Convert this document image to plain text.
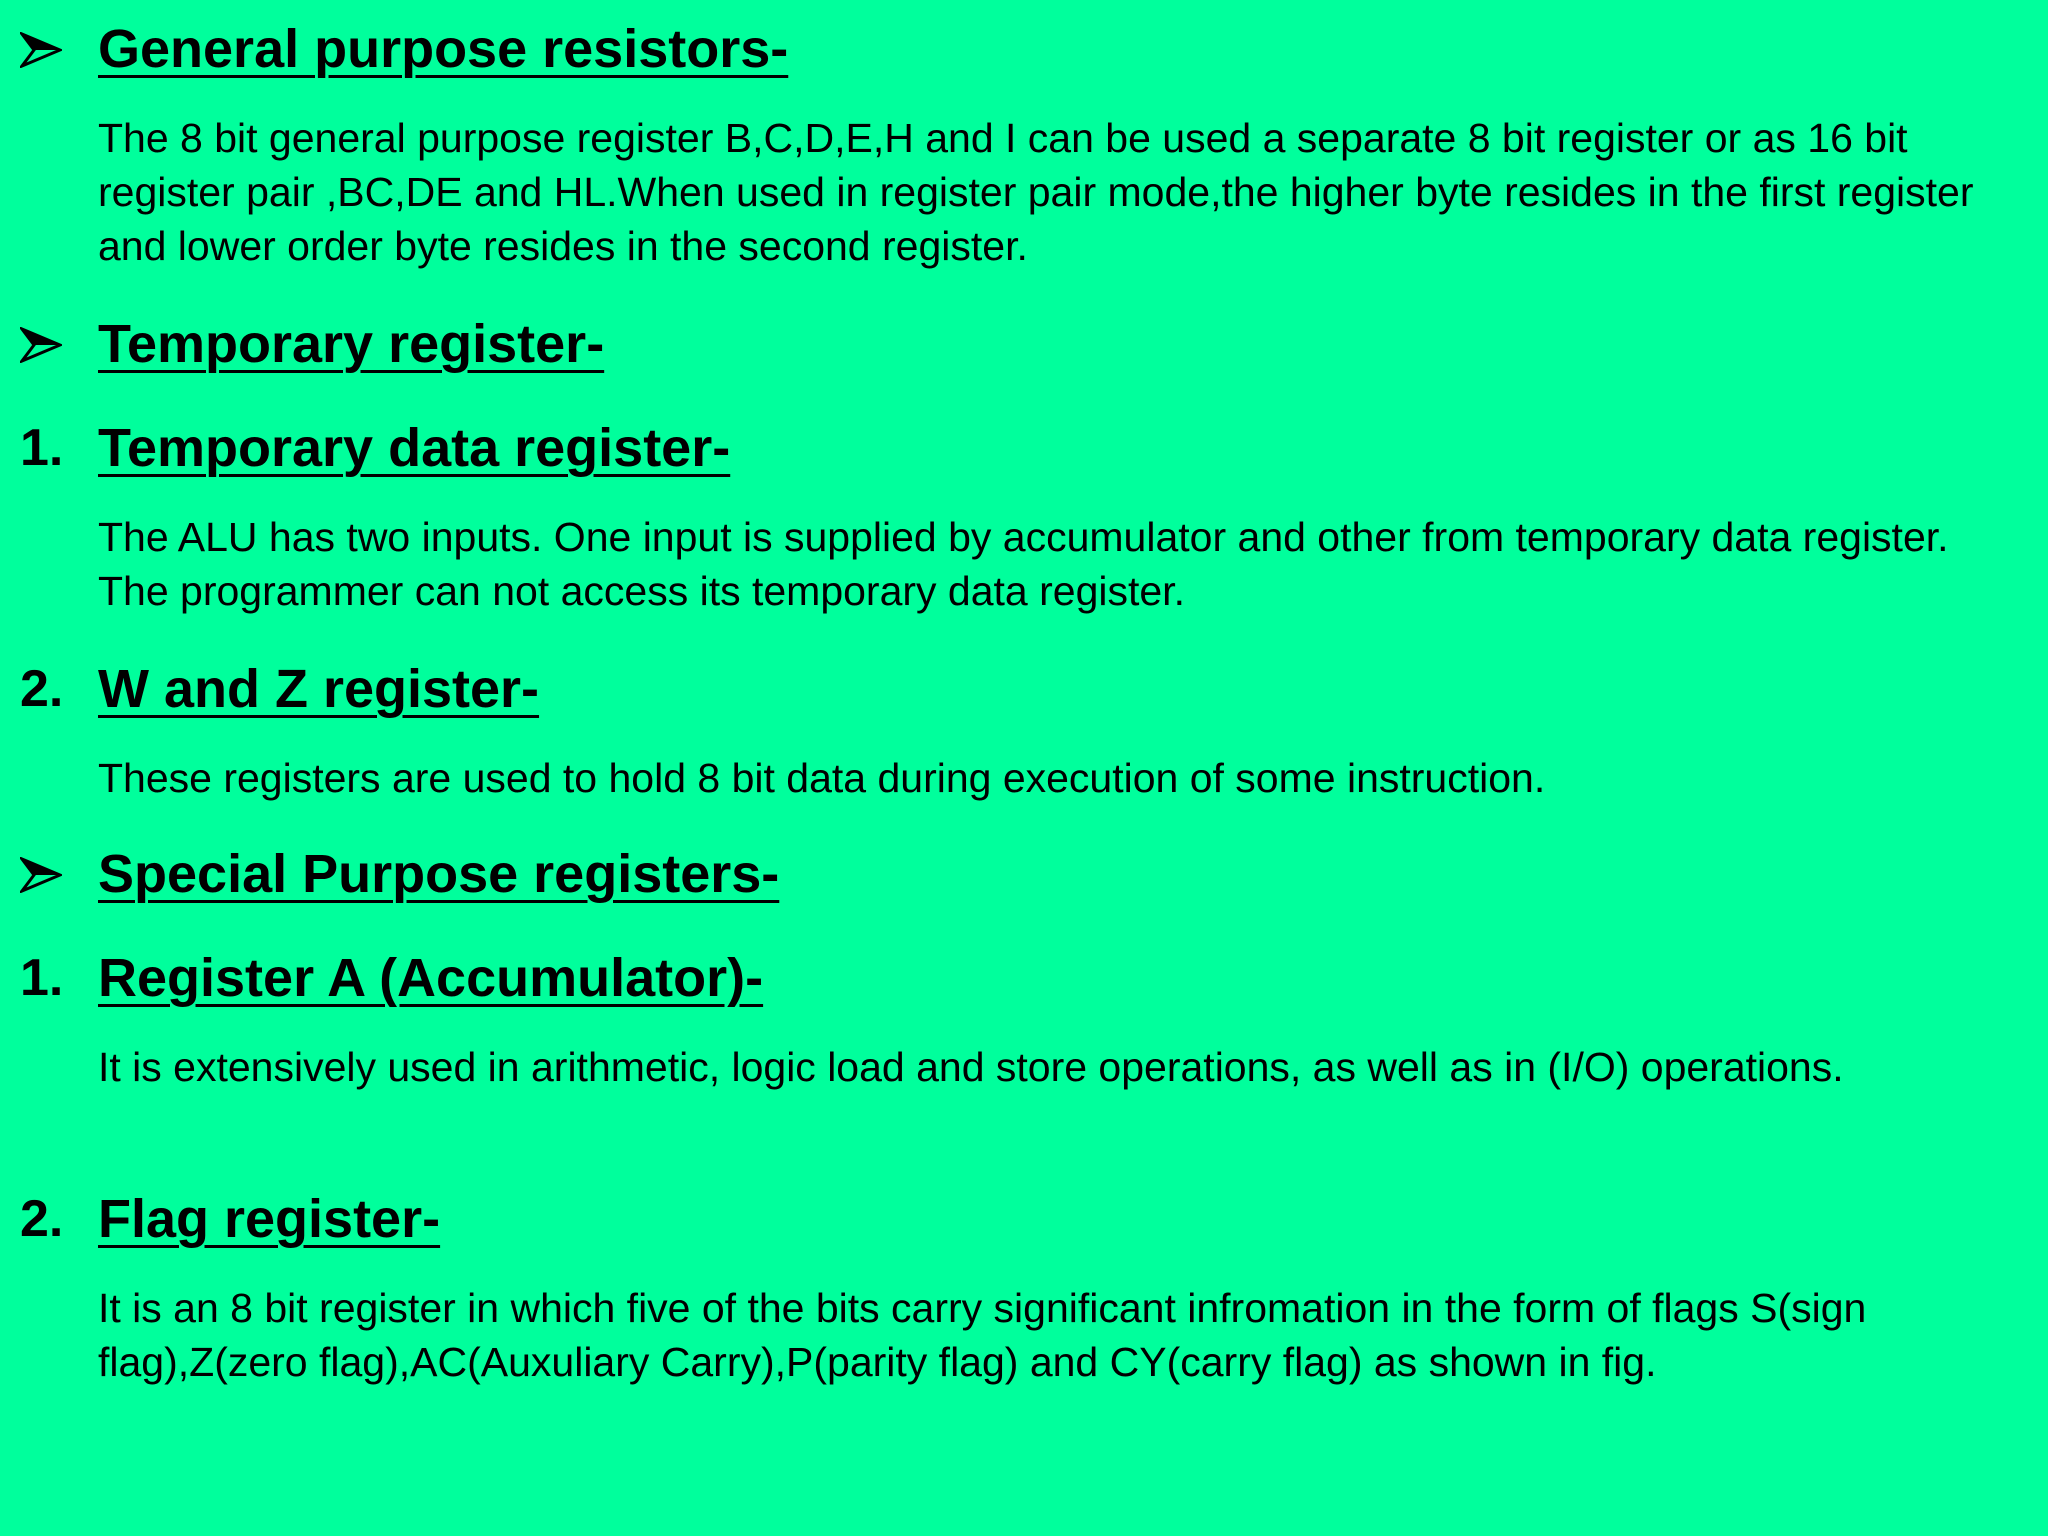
General purpose resistors-

The 8 bit general purpose register B,C,D,E,H and I can be used a separate 8 bit register or as 16 bit register pair ,BC,DE and HL.When used in register pair mode,the higher byte resides in the first register and lower order byte resides in the second register.

Temporary register-
1. Temporary data register-

The ALU has two inputs. One input is supplied by accumulator and other from temporary data register. The programmer can not access its temporary data register.

2. W and Z register-

These registers are used to hold 8 bit data during execution of some instruction.

Special Purpose registers-
1. Register A (Accumulator)-

It is extensively used in arithmetic, logic load and store operations, as well as in (I/O) operations.

2. Flag register-

It is an 8 bit register in which five of the bits carry significant infromation in the form of flags S(sign flag),Z(zero flag),AC(Auxuliary Carry),P(parity flag) and CY(carry flag) as shown in fig.
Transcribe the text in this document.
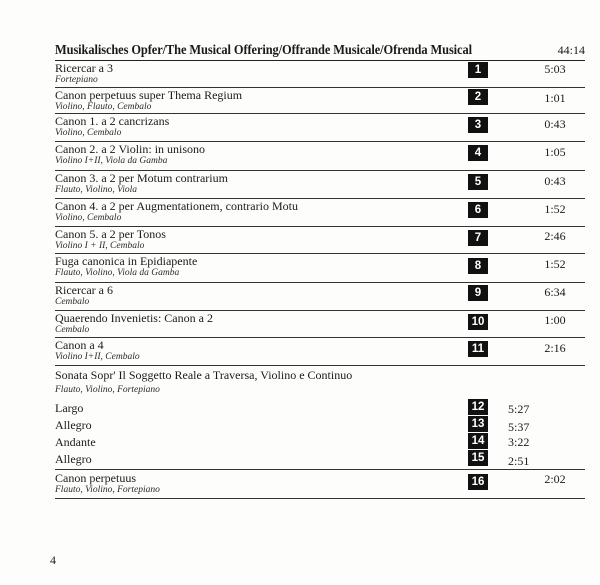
Musikalisches Opfer/The Musical Offering/Offrande Musicale/Ofrenda Musical	44:14
Ricercar a 3
Fortepiano
1	5:03
Canon perpetuus super Thema Regium
Violino, Flauto, Cembalo
2	1:01
Canon 1. a 2 cancrizans
Violino, Cembalo
3	0:43
Canon 2. a 2 Violin: in unisono
Violino I+II, Viola da Gamba
4	1:05
Canon 3. a 2 per Motum contrarium
Flauto, Violino, Viola
5	0:43
Canon 4. a 2 per Augmentationem, contrario Motu
Violino, Cembalo
6	1:52
Canon 5. a 2 per Tonos
Violino I + II, Cembalo
7	2:46
Fuga canonica in Epidiapente
Flauto, Violino, Viola da Gamba
8	1:52
Ricercar a 6
Cembalo
9	6:34
Quaerendo Invenietis: Canon a 2
Cembalo
10	1:00
Canon a 4
Violino I+II, Cembalo
11	2:16
Sonata Sopr' Il Soggetto Reale a Traversa, Violino e Continuo
Flauto, Violino, Fortepiano
Largo	12	5:27
Allegro	13	5:37
Andante	14	3:22
Allegro	15	2:51
Canon perpetuus
Flauto, Violino, Fortepiano
16	2:02
4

§ WHAT IS REQUIRED:
Identify each line containing the string "document" and copy it out.

§ FINISHED ANSWER:
Convert this document image to plain text.
Transcribe the text in this document.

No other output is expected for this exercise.